On R.A. Salvatore: The Demon Awakens ... the prologue duly begins 'The demon dactyl came awake.' (you may think a dactyl is a finger or a tum-ti-ti foot in poetry: here it's the whole demon) and ends, after pages of perfervid exultation over the trouble this is going to cause, 'The dactyl came awake.' In due course the bad news leaks out to the public, or at least to one renegade monk: 'The dactyl was awake! / The world did not understand the coming darkness. / The dactyl was awake! / The Order had failed; their weakness had facilitated this tragedy! / The dactyl was awake! / [One frenzied paragraph omitted.] / The dactyl was awake!' Need I add that a huge magical amethyst of unknown powers, which this monk has intuitively lugged around for most of the plot, proves in the climactic confrontation to be a Blow Up Demon's Entire Volcano Stronghold charm? Or that with sequels in the pipeline, the final pages pose these ominous questions: 'What of the dactyl? Had the creature been consumed, or had it merely flown away before the blast?' Why am I reading this? For the money, of course.

Dataset extract →
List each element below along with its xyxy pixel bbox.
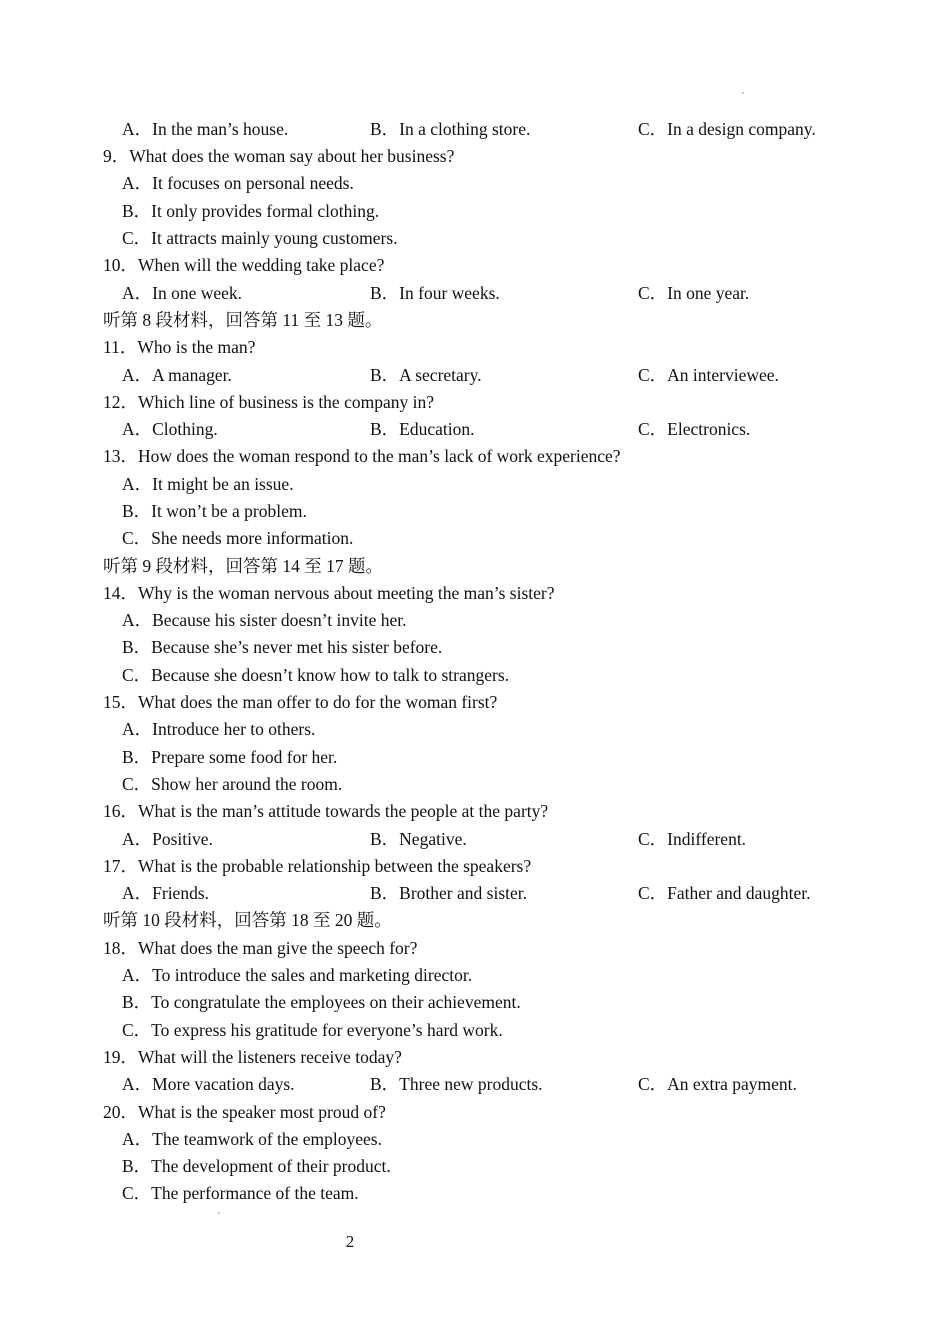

Exercise → Please list every meaning of the word "dactyl" that the passage on The Demon Awakens gives. You won't need the listing for this.

Exercise response →
- A finger
- A tum-ti-ti foot in poetry
- The whole demon